(Stored dataset items)
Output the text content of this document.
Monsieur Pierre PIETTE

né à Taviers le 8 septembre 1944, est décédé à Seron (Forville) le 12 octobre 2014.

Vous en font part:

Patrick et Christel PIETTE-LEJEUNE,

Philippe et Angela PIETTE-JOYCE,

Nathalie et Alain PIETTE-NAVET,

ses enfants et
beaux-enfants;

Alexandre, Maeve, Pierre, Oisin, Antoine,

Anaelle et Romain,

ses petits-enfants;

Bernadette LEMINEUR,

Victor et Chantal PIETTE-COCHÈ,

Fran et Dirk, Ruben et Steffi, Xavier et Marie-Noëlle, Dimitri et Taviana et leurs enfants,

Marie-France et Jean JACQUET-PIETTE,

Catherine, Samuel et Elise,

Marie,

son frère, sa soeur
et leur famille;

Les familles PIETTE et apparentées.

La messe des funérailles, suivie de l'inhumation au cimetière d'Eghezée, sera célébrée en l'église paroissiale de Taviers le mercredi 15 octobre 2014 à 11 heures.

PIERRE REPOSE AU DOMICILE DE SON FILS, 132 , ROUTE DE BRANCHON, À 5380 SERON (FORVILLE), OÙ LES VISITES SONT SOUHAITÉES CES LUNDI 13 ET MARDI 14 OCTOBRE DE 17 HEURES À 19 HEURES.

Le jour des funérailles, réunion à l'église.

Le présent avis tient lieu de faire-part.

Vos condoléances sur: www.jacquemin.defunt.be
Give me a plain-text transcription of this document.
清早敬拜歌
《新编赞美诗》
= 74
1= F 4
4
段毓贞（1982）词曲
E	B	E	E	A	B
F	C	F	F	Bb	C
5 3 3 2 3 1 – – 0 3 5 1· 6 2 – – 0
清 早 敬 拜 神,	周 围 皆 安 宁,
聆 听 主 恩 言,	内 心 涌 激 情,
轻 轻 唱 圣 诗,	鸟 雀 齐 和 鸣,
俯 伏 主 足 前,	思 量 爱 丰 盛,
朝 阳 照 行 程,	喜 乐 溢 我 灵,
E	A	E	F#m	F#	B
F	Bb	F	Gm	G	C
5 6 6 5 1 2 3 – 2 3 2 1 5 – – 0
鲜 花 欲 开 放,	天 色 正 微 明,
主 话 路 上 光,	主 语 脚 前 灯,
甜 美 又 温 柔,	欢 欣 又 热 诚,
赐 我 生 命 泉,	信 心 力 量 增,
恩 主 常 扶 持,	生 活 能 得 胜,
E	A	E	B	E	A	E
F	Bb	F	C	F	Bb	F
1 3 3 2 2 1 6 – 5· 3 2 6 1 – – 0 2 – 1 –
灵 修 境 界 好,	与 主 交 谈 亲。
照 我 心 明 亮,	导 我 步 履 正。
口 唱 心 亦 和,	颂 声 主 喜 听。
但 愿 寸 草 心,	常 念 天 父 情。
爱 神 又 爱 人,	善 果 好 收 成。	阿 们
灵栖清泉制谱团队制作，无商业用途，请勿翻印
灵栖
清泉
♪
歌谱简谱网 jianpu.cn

_SET TASK:_ Copy out every line where the word "Marie" occurs.

_REPLY TO THE EXERCISE:_
Fran et Dirk, Ruben et Steffi, Xavier et Marie-Noëlle, Dimitri et Taviana et leurs enfants,
Marie-France et Jean JACQUET-PIETTE,
Marie,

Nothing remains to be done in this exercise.